Now I'm curious. Why not?
On 10/08/2011 12:26 PM, Ville Syrjälä wrote:
On Fri, Oct 07, 2011 at 10:58:13AM +0200, Thomas Hellstrom wrote:
Oh, and one more style comment below:
On 08/07/2011 10:39 PM, Marek Olšák wrote:
+enum ttm_buffer_usage {
- TTM_USAGE_READ = 1,
- TTM_USAGE_WRITE = 2,
- TTM_USAGE_READWRITE = TTM_USAGE_READ | TTM_USAGE_WRITE
+};
Please don't use enums for bit operations.
Now I'm curious. Why not?
Because it's inconsistent with how flags are defined in the rest of the TTM module.
/Thomas
On Sat, Oct 08, 2011 at 01:10:13PM +0200, Thomas Hellstrom wrote:
On 10/08/2011 12:26 PM, Ville Syrjälä wrote:
On Fri, Oct 07, 2011 at 10:58:13AM +0200, Thomas Hellstrom wrote:
Oh, and one more style comment below:
On 08/07/2011 10:39 PM, Marek Olšák wrote:
+enum ttm_buffer_usage {
- TTM_USAGE_READ = 1,
- TTM_USAGE_WRITE = 2,
- TTM_USAGE_READWRITE = TTM_USAGE_READ | TTM_USAGE_WRITE
+};
Please don't use enums for bit operations.
Now I'm curious. Why not?
Because it's inconsistent with how flags are defined in the rest of the TTM module.
Ah OK. I was wondering if there's some subtle technical issue involved. I've recently gotten to the habit of using enums for pretty much all constants. Just easier on the eye IMHO, and avoids cpp output from looking like number soup.
On 10/08/2011 01:27 PM, Ville Syrjälä wrote:
On Sat, Oct 08, 2011 at 01:10:13PM +0200, Thomas Hellstrom wrote:
On 10/08/2011 12:26 PM, Ville Syrjälä wrote:
On Fri, Oct 07, 2011 at 10:58:13AM +0200, Thomas Hellstrom wrote:
Oh, and one more style comment below:
On 08/07/2011 10:39 PM, Marek Olšák wrote:
+enum ttm_buffer_usage {
- TTM_USAGE_READ = 1,
- TTM_USAGE_WRITE = 2,
- TTM_USAGE_READWRITE = TTM_USAGE_READ | TTM_USAGE_WRITE
+};
Please don't use enums for bit operations.
Now I'm curious. Why not?
Because it's inconsistent with how flags are defined in the rest of the TTM module.
Ah OK. I was wondering if there's some subtle technical issue involved. I've recently gotten to the habit of using enums for pretty much all constants. Just easier on the eye IMHO, and avoids cpp output from looking like number soup.
Yes, there are a number of advantages, including symbolic debugger output. If we had flag enums that enumerated 1, 2, 4, 8 etc. I'd feel motivated to move all TTM definitions over.

================================

- [SHORT PROBLEM A]:
Condense the paragraph of the email thread that begins "Yes, there are a number of advantages" into a single shorter sentence.
- [SHORT PROBLEM B]:
Reproduce the email thread between "Yes, there are" and "TTM definitions over.", inclusive.
The rows are separate from the email thread.

- [SUPPLIED INFORMATION]:
================================

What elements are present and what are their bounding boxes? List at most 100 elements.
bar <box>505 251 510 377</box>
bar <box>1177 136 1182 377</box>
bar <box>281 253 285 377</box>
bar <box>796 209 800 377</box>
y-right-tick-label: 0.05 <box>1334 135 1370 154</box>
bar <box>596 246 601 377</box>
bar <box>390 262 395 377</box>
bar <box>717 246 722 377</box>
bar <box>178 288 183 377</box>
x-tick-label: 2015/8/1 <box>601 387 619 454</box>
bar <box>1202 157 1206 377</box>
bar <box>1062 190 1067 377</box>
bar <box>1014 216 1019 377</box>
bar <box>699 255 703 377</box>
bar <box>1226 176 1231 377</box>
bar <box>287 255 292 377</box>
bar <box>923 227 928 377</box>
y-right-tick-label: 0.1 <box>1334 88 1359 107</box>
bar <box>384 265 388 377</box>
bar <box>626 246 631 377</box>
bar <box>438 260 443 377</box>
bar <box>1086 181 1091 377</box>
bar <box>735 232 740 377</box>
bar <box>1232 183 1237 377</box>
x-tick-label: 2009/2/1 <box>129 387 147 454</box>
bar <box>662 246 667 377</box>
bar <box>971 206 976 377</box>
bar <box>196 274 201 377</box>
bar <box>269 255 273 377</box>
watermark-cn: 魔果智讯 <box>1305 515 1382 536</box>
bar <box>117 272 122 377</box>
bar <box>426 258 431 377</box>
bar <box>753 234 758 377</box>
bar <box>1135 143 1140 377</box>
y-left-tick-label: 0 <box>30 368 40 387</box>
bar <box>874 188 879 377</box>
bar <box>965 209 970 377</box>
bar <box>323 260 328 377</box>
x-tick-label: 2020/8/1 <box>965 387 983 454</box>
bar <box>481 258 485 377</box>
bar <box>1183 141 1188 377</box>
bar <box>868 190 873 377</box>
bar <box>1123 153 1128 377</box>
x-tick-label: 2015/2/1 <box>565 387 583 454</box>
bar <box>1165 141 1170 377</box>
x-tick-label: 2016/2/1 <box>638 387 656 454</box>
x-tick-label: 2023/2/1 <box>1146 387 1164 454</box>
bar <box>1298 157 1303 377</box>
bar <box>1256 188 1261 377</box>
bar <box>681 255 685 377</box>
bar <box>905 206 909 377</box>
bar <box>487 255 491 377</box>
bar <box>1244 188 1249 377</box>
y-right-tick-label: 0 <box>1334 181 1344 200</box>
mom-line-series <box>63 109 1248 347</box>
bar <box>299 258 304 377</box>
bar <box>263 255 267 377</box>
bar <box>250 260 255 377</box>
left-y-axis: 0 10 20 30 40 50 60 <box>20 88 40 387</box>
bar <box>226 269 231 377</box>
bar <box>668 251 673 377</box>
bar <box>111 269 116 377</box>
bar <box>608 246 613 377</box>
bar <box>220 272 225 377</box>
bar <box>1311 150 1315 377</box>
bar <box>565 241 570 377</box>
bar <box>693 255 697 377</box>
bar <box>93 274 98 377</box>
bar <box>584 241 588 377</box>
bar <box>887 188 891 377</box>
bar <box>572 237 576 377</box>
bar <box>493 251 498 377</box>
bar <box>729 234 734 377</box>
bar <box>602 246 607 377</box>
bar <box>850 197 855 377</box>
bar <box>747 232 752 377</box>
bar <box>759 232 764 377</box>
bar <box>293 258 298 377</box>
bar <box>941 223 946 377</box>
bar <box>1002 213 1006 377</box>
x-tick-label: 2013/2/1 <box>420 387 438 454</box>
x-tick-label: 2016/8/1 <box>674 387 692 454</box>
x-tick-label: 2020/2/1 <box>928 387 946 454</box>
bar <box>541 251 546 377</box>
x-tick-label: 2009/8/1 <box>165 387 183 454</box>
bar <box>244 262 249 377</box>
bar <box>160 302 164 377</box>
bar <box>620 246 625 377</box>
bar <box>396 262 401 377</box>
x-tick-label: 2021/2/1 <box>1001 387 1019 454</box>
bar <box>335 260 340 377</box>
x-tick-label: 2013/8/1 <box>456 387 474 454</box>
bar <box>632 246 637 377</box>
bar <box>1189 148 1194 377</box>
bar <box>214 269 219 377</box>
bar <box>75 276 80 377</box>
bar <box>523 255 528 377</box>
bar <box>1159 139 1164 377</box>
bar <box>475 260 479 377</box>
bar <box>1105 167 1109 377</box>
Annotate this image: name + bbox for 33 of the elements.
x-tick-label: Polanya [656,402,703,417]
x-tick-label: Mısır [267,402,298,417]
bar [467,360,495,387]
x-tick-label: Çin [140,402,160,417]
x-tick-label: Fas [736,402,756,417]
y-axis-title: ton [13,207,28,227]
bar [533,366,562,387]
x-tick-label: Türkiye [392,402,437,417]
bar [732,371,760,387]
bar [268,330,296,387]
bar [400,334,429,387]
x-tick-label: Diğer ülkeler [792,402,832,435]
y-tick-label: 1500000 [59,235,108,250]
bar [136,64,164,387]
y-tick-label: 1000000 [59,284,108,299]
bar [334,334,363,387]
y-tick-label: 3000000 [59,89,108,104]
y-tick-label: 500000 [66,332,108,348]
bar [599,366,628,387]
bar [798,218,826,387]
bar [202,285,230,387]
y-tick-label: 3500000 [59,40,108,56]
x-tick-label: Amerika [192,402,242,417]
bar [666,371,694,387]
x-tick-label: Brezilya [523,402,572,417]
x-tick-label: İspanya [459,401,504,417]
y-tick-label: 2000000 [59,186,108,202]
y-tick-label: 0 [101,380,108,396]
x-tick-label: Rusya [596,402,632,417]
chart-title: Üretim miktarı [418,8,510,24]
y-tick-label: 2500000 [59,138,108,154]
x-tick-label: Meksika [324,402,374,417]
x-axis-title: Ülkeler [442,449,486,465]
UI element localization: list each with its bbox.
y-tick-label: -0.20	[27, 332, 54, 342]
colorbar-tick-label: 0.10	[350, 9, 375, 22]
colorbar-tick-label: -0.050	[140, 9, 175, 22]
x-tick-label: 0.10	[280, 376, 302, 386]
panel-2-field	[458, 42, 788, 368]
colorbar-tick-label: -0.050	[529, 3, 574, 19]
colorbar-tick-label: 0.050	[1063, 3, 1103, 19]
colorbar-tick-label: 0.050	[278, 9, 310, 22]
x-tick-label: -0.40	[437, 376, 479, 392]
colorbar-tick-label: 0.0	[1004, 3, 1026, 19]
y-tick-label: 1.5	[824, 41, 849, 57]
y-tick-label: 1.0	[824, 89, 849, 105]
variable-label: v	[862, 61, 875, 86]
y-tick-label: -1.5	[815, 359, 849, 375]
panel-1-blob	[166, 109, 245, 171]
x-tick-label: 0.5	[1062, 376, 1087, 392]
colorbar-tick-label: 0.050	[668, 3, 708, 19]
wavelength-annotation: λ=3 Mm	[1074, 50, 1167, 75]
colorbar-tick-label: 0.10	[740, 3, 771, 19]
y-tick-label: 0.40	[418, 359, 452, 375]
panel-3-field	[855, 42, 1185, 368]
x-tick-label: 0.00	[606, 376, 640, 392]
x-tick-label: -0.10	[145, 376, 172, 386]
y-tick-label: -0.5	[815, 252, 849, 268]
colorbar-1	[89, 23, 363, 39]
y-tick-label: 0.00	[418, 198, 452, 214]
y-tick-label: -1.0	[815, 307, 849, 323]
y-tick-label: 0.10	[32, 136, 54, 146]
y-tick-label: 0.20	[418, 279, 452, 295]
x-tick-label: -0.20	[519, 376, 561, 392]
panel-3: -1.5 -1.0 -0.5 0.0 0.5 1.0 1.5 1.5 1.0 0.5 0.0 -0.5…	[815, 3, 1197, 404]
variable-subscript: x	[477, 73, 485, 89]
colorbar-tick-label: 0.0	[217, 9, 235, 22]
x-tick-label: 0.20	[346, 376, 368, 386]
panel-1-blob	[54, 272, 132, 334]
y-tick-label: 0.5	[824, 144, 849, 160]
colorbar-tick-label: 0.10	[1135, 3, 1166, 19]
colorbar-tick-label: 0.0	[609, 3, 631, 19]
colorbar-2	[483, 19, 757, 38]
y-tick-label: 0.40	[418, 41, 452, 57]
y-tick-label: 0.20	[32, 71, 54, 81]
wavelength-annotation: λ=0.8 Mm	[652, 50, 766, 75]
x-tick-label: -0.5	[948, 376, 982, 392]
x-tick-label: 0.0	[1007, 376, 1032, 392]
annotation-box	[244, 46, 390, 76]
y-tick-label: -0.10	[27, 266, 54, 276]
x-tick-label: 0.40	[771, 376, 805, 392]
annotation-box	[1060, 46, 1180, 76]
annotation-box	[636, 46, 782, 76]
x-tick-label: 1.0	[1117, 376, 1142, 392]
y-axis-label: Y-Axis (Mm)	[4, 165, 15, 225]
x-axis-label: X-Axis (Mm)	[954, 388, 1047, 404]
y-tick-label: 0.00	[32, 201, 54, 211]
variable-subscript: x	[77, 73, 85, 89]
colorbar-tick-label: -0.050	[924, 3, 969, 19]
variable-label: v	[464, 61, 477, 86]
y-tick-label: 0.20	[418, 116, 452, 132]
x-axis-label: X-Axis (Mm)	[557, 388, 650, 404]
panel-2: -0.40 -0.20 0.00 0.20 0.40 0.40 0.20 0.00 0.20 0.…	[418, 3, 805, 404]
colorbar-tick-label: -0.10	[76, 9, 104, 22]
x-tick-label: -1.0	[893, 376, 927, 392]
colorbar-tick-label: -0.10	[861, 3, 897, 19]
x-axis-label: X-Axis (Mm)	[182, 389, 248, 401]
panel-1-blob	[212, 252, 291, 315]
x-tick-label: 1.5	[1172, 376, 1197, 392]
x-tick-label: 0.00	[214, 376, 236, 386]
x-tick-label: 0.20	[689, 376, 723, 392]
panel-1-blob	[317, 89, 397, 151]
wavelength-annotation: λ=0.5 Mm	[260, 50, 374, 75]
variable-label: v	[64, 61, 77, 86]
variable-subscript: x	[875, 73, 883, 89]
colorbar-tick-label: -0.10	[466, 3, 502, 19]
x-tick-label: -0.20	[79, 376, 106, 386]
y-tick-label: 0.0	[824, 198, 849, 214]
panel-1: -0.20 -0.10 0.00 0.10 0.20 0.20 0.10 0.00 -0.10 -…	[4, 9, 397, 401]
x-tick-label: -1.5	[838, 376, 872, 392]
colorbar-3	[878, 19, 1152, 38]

================================

- [WORKED SOLUTION A]:
Enums have several advantages, including symbolic debugger output, and flag enums that enumerated 1, 2, 4, 8 and so on would motivate moving all TTM definitions over.

- [WORKED SOLUTION B]:
Yes, there are a number of advantages, including symbolic debugger output. If we had flag enums that enumerated 1, 2, 4, 8 etc. I'd feel motivated to move all TTM definitions over.